=== EXTRACTED DATA ===

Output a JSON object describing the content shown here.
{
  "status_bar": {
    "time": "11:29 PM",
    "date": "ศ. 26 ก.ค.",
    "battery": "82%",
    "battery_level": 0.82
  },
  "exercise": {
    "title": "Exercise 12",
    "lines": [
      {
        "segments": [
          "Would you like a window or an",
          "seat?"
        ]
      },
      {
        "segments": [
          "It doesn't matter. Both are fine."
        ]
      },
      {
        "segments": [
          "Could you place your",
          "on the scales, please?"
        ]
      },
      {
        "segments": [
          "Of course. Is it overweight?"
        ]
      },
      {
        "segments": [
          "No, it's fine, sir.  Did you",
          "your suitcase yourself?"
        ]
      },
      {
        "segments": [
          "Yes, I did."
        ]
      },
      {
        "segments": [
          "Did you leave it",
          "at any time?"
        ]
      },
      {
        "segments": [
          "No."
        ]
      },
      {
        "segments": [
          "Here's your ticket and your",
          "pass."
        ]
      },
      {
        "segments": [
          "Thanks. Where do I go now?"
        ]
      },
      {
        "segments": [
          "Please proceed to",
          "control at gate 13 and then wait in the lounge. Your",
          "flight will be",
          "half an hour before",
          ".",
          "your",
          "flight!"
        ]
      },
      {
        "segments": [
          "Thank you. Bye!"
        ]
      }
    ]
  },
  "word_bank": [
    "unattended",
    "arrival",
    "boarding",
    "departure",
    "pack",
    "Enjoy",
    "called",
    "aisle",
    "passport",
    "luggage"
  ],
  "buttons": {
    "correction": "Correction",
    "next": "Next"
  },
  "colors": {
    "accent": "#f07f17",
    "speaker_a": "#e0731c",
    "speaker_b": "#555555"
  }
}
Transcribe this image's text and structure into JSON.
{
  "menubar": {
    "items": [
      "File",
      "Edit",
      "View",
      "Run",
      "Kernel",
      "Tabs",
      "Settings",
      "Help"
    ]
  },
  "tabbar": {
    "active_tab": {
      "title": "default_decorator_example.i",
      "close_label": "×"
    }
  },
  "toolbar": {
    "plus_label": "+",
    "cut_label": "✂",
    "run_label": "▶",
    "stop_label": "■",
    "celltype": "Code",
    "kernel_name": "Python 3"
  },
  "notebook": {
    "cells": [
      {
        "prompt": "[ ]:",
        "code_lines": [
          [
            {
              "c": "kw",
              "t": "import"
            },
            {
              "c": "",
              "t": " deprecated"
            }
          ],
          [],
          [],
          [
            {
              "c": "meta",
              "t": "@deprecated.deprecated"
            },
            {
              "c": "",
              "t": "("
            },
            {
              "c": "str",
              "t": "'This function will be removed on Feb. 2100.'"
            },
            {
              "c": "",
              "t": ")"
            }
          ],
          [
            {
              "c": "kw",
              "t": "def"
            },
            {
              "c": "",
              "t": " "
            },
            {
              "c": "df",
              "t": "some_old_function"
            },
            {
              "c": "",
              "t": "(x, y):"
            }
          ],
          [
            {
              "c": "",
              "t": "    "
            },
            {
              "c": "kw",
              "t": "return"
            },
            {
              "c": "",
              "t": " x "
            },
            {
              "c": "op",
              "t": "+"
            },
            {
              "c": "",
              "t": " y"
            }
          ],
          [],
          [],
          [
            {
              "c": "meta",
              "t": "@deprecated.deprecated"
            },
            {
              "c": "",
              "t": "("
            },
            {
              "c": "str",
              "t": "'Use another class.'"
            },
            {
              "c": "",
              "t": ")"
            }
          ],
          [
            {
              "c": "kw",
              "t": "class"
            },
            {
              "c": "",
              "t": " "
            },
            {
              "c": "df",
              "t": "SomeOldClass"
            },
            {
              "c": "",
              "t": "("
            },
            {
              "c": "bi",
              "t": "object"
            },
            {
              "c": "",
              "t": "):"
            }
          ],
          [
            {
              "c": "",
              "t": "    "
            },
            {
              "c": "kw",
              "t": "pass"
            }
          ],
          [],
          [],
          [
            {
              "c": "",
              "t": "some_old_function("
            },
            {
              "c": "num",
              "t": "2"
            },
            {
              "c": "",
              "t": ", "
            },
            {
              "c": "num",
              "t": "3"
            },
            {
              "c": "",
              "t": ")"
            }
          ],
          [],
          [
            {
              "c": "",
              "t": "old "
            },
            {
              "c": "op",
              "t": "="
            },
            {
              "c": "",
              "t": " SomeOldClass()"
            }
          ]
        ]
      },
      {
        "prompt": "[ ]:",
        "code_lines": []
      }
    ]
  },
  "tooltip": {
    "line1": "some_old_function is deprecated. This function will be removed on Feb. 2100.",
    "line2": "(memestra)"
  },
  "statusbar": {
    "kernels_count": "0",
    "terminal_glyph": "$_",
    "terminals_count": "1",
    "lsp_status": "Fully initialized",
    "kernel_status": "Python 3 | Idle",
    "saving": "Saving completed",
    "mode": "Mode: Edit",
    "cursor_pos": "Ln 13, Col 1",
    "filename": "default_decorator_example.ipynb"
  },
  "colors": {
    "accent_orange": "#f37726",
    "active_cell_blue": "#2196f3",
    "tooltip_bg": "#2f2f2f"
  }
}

===

Print every entry exactly as it appears.

Output a JSON object describing the content shown here.
{
  "status_bar": {
    "time": "11:29 PM",
    "date": "ศ. 26 ก.ค.",
    "battery": "82%",
    "battery_level": 0.82
  },
  "exercise": {
    "title": "Exercise 12",
    "lines": [
      {
        "segments": [
          "Would you like a window or an",
          "seat?"
        ]
      },
      {
        "segments": [
          "It doesn't matter. Both are fine."
        ]
      },
      {
        "segments": [
          "Could you place your",
          "on the scales, please?"
        ]
      },
      {
        "segments": [
          "Of course. Is it overweight?"
        ]
      },
      {
        "segments": [
          "No, it's fine, sir.  Did you",
          "your suitcase yourself?"
        ]
      },
      {
        "segments": [
          "Yes, I did."
        ]
      },
      {
        "segments": [
          "Did you leave it",
          "at any time?"
        ]
      },
      {
        "segments": [
          "No."
        ]
      },
      {
        "segments": [
          "Here's your ticket and your",
          "pass."
        ]
      },
      {
        "segments": [
          "Thanks. Where do I go now?"
        ]
      },
      {
        "segments": [
          "Please proceed to",
          "control at gate 13 and then wait in the lounge. Your",
          "flight will be",
          "half an hour before",
          ".",
          "your",
          "flight!"
        ]
      },
      {
        "segments": [
          "Thank you. Bye!"
        ]
      }
    ]
  },
  "word_bank": [
    "unattended",
    "arrival",
    "boarding",
    "departure",
    "pack",
    "Enjoy",
    "called",
    "aisle",
    "passport",
    "luggage"
  ],
  "buttons": {
    "correction": "Correction",
    "next": "Next"
  },
  "colors": {
    "accent": "#f07f17",
    "speaker_a": "#e0731c",
    "speaker_b": "#555555"
  }
}
Transcribe this image's text and structure into JSON.
{
  "menubar": {
    "items": [
      "File",
      "Edit",
      "View",
      "Run",
      "Kernel",
      "Tabs",
      "Settings",
      "Help"
    ]
  },
  "tabbar": {
    "active_tab": {
      "title": "default_decorator_example.i",
      "close_label": "×"
    }
  },
  "toolbar": {
    "plus_label": "+",
    "cut_label": "✂",
    "run_label": "▶",
    "stop_label": "■",
    "celltype": "Code",
    "kernel_name": "Python 3"
  },
  "notebook": {
    "cells": [
      {
        "prompt": "[ ]:",
        "code_lines": [
          [
            {
              "c": "kw",
              "t": "import"
            },
            {
              "c": "",
              "t": " deprecated"
            }
          ],
          [],
          [],
          [
            {
              "c": "meta",
              "t": "@deprecated.deprecated"
            },
            {
              "c": "",
              "t": "("
            },
            {
              "c": "str",
              "t": "'This function will be removed on Feb. 2100.'"
            },
            {
              "c": "",
              "t": ")"
            }
          ],
          [
            {
              "c": "kw",
              "t": "def"
            },
            {
              "c": "",
              "t": " "
            },
            {
              "c": "df",
              "t": "some_old_function"
            },
            {
              "c": "",
              "t": "(x, y):"
            }
          ],
          [
            {
              "c": "",
              "t": "    "
            },
            {
              "c": "kw",
              "t": "return"
            },
            {
              "c": "",
              "t": " x "
            },
            {
              "c": "op",
              "t": "+"
            },
            {
              "c": "",
              "t": " y"
            }
          ],
          [],
          [],
          [
            {
              "c": "meta",
              "t": "@deprecated.deprecated"
            },
            {
              "c": "",
              "t": "("
            },
            {
              "c": "str",
              "t": "'Use another class.'"
            },
            {
              "c": "",
              "t": ")"
            }
          ],
          [
            {
              "c": "kw",
              "t": "class"
            },
            {
              "c": "",
              "t": " "
            },
            {
              "c": "df",
              "t": "SomeOldClass"
            },
            {
              "c": "",
              "t": "("
            },
            {
              "c": "bi",
              "t": "object"
            },
            {
              "c": "",
              "t": "):"
            }
          ],
          [
            {
              "c": "",
              "t": "    "
            },
            {
              "c": "kw",
              "t": "pass"
            }
          ],
          [],
          [],
          [
            {
              "c": "",
              "t": "some_old_function("
            },
            {
              "c": "num",
              "t": "2"
            },
            {
              "c": "",
              "t": ", "
            },
            {
              "c": "num",
              "t": "3"
            },
            {
              "c": "",
              "t": ")"
            }
          ],
          [],
          [
            {
              "c": "",
              "t": "old "
            },
            {
              "c": "op",
              "t": "="
            },
            {
              "c": "",
              "t": " SomeOldClass()"
            }
          ]
        ]
      },
      {
        "prompt": "[ ]:",
        "code_lines": []
      }
    ]
  },
  "tooltip": {
    "line1": "some_old_function is deprecated. This function will be removed on Feb. 2100.",
    "line2": "(memestra)"
  },
  "statusbar": {
    "kernels_count": "0",
    "terminal_glyph": "$_",
    "terminals_count": "1",
    "lsp_status": "Fully initialized",
    "kernel_status": "Python 3 | Idle",
    "saving": "Saving completed",
    "mode": "Mode: Edit",
    "cursor_pos": "Ln 13, Col 1",
    "filename": "default_decorator_example.ipynb"
  },
  "colors": {
    "accent_orange": "#f37726",
    "active_cell_blue": "#2196f3",
    "tooltip_bg": "#2f2f2f"
  }
}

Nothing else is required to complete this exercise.